Data items:
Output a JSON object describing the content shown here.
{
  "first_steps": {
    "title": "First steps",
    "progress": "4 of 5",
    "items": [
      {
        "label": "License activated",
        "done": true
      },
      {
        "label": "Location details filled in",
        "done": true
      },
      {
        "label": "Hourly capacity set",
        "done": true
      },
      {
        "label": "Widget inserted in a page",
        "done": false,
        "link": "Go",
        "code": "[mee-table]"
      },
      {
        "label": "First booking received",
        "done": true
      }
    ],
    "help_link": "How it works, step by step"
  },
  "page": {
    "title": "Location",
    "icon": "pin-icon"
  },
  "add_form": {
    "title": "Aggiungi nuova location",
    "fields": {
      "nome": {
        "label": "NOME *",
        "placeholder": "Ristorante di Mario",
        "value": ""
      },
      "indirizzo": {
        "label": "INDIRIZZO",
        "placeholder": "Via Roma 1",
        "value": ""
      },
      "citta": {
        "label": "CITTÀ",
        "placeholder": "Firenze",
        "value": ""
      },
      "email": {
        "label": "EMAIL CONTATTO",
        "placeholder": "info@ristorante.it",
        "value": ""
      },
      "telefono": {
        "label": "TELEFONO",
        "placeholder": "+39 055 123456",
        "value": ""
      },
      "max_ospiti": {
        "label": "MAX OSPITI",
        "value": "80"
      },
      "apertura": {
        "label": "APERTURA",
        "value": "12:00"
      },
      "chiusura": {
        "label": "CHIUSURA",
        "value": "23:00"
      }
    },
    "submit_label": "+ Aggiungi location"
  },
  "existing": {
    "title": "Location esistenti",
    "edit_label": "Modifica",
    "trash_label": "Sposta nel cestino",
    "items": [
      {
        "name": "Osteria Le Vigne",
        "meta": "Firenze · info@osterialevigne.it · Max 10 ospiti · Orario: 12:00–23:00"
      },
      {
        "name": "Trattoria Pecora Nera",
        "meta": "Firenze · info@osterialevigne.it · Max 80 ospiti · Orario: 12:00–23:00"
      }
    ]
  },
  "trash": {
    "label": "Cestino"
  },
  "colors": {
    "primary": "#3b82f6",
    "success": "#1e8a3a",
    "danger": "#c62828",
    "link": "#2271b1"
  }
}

**Task goal:** Reproduce each entry above exactly, keeping every word.

**Result below:**
Output a JSON object describing the content shown here.
{
  "first_steps": {
    "title": "First steps",
    "progress": "4 of 5",
    "items": [
      {
        "label": "License activated",
        "done": true
      },
      {
        "label": "Location details filled in",
        "done": true
      },
      {
        "label": "Hourly capacity set",
        "done": true
      },
      {
        "label": "Widget inserted in a page",
        "done": false,
        "link": "Go",
        "code": "[mee-table]"
      },
      {
        "label": "First booking received",
        "done": true
      }
    ],
    "help_link": "How it works, step by step"
  },
  "page": {
    "title": "Location",
    "icon": "pin-icon"
  },
  "add_form": {
    "title": "Aggiungi nuova location",
    "fields": {
      "nome": {
        "label": "NOME *",
        "placeholder": "Ristorante di Mario",
        "value": ""
      },
      "indirizzo": {
        "label": "INDIRIZZO",
        "placeholder": "Via Roma 1",
        "value": ""
      },
      "citta": {
        "label": "CITTÀ",
        "placeholder": "Firenze",
        "value": ""
      },
      "email": {
        "label": "EMAIL CONTATTO",
        "placeholder": "info@ristorante.it",
        "value": ""
      },
      "telefono": {
        "label": "TELEFONO",
        "placeholder": "+39 055 123456",
        "value": ""
      },
      "max_ospiti": {
        "label": "MAX OSPITI",
        "value": "80"
      },
      "apertura": {
        "label": "APERTURA",
        "value": "12:00"
      },
      "chiusura": {
        "label": "CHIUSURA",
        "value": "23:00"
      }
    },
    "submit_label": "+ Aggiungi location"
  },
  "existing": {
    "title": "Location esistenti",
    "edit_label": "Modifica",
    "trash_label": "Sposta nel cestino",
    "items": [
      {
        "name": "Osteria Le Vigne",
        "meta": "Firenze · info@osterialevigne.it · Max 10 ospiti · Orario: 12:00–23:00"
      },
      {
        "name": "Trattoria Pecora Nera",
        "meta": "Firenze · info@osterialevigne.it · Max 80 ospiti · Orario: 12:00–23:00"
      }
    ]
  },
  "trash": {
    "label": "Cestino"
  },
  "colors": {
    "primary": "#3b82f6",
    "success": "#1e8a3a",
    "danger": "#c62828",
    "link": "#2271b1"
  }
}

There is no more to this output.